**Task directions**
Write out the listing beneath this instruction in its entirety, exactly as it reads.

**Collected data**
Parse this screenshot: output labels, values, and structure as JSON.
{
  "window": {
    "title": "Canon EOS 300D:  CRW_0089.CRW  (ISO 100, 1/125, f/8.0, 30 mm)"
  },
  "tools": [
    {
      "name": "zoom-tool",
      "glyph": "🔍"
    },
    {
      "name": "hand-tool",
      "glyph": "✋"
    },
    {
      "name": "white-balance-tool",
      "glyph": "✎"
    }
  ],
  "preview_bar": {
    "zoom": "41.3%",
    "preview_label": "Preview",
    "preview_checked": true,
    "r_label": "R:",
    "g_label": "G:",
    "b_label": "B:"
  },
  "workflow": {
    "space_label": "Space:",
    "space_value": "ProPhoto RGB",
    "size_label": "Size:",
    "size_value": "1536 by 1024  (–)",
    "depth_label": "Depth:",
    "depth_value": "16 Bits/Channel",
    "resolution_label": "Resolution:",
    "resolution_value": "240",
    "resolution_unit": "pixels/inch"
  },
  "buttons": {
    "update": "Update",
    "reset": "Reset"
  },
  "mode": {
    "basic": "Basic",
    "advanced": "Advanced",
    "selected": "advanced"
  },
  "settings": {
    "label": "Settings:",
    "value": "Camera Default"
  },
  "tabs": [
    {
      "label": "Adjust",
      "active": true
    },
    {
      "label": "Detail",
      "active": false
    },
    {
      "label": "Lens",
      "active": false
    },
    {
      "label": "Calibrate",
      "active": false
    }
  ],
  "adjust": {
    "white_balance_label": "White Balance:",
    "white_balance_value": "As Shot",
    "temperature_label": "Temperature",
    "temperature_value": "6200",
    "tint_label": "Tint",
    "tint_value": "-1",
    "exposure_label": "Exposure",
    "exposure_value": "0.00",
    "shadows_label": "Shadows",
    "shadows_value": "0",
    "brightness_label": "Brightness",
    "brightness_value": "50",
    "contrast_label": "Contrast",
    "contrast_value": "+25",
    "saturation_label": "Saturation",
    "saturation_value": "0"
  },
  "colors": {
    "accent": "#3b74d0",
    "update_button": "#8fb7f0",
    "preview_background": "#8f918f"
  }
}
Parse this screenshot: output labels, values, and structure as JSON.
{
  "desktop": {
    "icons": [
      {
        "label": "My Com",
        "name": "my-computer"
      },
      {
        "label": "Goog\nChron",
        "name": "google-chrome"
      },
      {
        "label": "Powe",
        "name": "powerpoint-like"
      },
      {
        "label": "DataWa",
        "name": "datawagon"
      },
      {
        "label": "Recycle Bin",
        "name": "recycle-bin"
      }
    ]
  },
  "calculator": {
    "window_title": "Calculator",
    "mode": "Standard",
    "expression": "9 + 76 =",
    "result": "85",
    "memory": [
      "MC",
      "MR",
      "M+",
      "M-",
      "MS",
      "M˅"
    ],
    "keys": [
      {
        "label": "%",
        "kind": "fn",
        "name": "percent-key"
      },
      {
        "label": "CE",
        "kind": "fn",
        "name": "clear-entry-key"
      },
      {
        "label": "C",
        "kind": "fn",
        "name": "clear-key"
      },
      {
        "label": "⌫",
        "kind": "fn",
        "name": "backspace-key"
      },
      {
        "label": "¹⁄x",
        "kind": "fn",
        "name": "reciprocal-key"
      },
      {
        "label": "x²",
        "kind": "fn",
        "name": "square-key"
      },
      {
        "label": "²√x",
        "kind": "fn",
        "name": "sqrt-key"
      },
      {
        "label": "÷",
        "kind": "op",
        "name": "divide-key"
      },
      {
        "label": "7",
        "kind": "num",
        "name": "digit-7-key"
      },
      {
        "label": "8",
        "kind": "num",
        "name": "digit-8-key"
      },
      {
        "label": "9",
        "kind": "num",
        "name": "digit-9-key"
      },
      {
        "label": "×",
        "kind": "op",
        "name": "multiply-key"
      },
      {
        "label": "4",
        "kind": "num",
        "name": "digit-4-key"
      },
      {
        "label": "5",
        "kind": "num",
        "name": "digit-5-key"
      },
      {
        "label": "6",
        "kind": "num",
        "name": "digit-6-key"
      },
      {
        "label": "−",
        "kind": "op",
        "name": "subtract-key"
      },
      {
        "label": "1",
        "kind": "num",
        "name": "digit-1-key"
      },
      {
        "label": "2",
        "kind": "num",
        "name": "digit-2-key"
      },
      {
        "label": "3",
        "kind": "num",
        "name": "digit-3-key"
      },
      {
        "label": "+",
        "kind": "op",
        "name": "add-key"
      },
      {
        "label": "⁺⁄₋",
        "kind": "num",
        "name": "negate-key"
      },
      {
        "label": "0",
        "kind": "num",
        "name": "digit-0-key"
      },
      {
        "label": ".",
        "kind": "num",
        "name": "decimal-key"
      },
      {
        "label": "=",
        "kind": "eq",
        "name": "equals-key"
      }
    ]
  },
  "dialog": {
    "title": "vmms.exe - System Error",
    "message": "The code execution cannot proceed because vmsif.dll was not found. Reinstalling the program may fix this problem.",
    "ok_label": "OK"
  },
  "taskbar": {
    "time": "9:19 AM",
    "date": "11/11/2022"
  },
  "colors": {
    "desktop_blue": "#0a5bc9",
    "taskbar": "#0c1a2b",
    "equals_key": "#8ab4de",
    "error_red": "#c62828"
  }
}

**Answer to this task**
Parse this screenshot: output labels, values, and structure as JSON.
{
  "window": {
    "title": "Canon EOS 300D:  CRW_0089.CRW  (ISO 100, 1/125, f/8.0, 30 mm)"
  },
  "tools": [
    {
      "name": "zoom-tool",
      "glyph": "🔍"
    },
    {
      "name": "hand-tool",
      "glyph": "✋"
    },
    {
      "name": "white-balance-tool",
      "glyph": "✎"
    }
  ],
  "preview_bar": {
    "zoom": "41.3%",
    "preview_label": "Preview",
    "preview_checked": true,
    "r_label": "R:",
    "g_label": "G:",
    "b_label": "B:"
  },
  "workflow": {
    "space_label": "Space:",
    "space_value": "ProPhoto RGB",
    "size_label": "Size:",
    "size_value": "1536 by 1024  (–)",
    "depth_label": "Depth:",
    "depth_value": "16 Bits/Channel",
    "resolution_label": "Resolution:",
    "resolution_value": "240",
    "resolution_unit": "pixels/inch"
  },
  "buttons": {
    "update": "Update",
    "reset": "Reset"
  },
  "mode": {
    "basic": "Basic",
    "advanced": "Advanced",
    "selected": "advanced"
  },
  "settings": {
    "label": "Settings:",
    "value": "Camera Default"
  },
  "tabs": [
    {
      "label": "Adjust",
      "active": true
    },
    {
      "label": "Detail",
      "active": false
    },
    {
      "label": "Lens",
      "active": false
    },
    {
      "label": "Calibrate",
      "active": false
    }
  ],
  "adjust": {
    "white_balance_label": "White Balance:",
    "white_balance_value": "As Shot",
    "temperature_label": "Temperature",
    "temperature_value": "6200",
    "tint_label": "Tint",
    "tint_value": "-1",
    "exposure_label": "Exposure",
    "exposure_value": "0.00",
    "shadows_label": "Shadows",
    "shadows_value": "0",
    "brightness_label": "Brightness",
    "brightness_value": "50",
    "contrast_label": "Contrast",
    "contrast_value": "+25",
    "saturation_label": "Saturation",
    "saturation_value": "0"
  },
  "colors": {
    "accent": "#3b74d0",
    "update_button": "#8fb7f0",
    "preview_background": "#8f918f"
  }
}
Parse this screenshot: output labels, values, and structure as JSON.
{
  "desktop": {
    "icons": [
      {
        "label": "My Com",
        "name": "my-computer"
      },
      {
        "label": "Goog\nChron",
        "name": "google-chrome"
      },
      {
        "label": "Powe",
        "name": "powerpoint-like"
      },
      {
        "label": "DataWa",
        "name": "datawagon"
      },
      {
        "label": "Recycle Bin",
        "name": "recycle-bin"
      }
    ]
  },
  "calculator": {
    "window_title": "Calculator",
    "mode": "Standard",
    "expression": "9 + 76 =",
    "result": "85",
    "memory": [
      "MC",
      "MR",
      "M+",
      "M-",
      "MS",
      "M˅"
    ],
    "keys": [
      {
        "label": "%",
        "kind": "fn",
        "name": "percent-key"
      },
      {
        "label": "CE",
        "kind": "fn",
        "name": "clear-entry-key"
      },
      {
        "label": "C",
        "kind": "fn",
        "name": "clear-key"
      },
      {
        "label": "⌫",
        "kind": "fn",
        "name": "backspace-key"
      },
      {
        "label": "¹⁄x",
        "kind": "fn",
        "name": "reciprocal-key"
      },
      {
        "label": "x²",
        "kind": "fn",
        "name": "square-key"
      },
      {
        "label": "²√x",
        "kind": "fn",
        "name": "sqrt-key"
      },
      {
        "label": "÷",
        "kind": "op",
        "name": "divide-key"
      },
      {
        "label": "7",
        "kind": "num",
        "name": "digit-7-key"
      },
      {
        "label": "8",
        "kind": "num",
        "name": "digit-8-key"
      },
      {
        "label": "9",
        "kind": "num",
        "name": "digit-9-key"
      },
      {
        "label": "×",
        "kind": "op",
        "name": "multiply-key"
      },
      {
        "label": "4",
        "kind": "num",
        "name": "digit-4-key"
      },
      {
        "label": "5",
        "kind": "num",
        "name": "digit-5-key"
      },
      {
        "label": "6",
        "kind": "num",
        "name": "digit-6-key"
      },
      {
        "label": "−",
        "kind": "op",
        "name": "subtract-key"
      },
      {
        "label": "1",
        "kind": "num",
        "name": "digit-1-key"
      },
      {
        "label": "2",
        "kind": "num",
        "name": "digit-2-key"
      },
      {
        "label": "3",
        "kind": "num",
        "name": "digit-3-key"
      },
      {
        "label": "+",
        "kind": "op",
        "name": "add-key"
      },
      {
        "label": "⁺⁄₋",
        "kind": "num",
        "name": "negate-key"
      },
      {
        "label": "0",
        "kind": "num",
        "name": "digit-0-key"
      },
      {
        "label": ".",
        "kind": "num",
        "name": "decimal-key"
      },
      {
        "label": "=",
        "kind": "eq",
        "name": "equals-key"
      }
    ]
  },
  "dialog": {
    "title": "vmms.exe - System Error",
    "message": "The code execution cannot proceed because vmsif.dll was not found. Reinstalling the program may fix this problem.",
    "ok_label": "OK"
  },
  "taskbar": {
    "time": "9:19 AM",
    "date": "11/11/2022"
  },
  "colors": {
    "desktop_blue": "#0a5bc9",
    "taskbar": "#0c1a2b",
    "equals_key": "#8ab4de",
    "error_red": "#c62828"
  }
}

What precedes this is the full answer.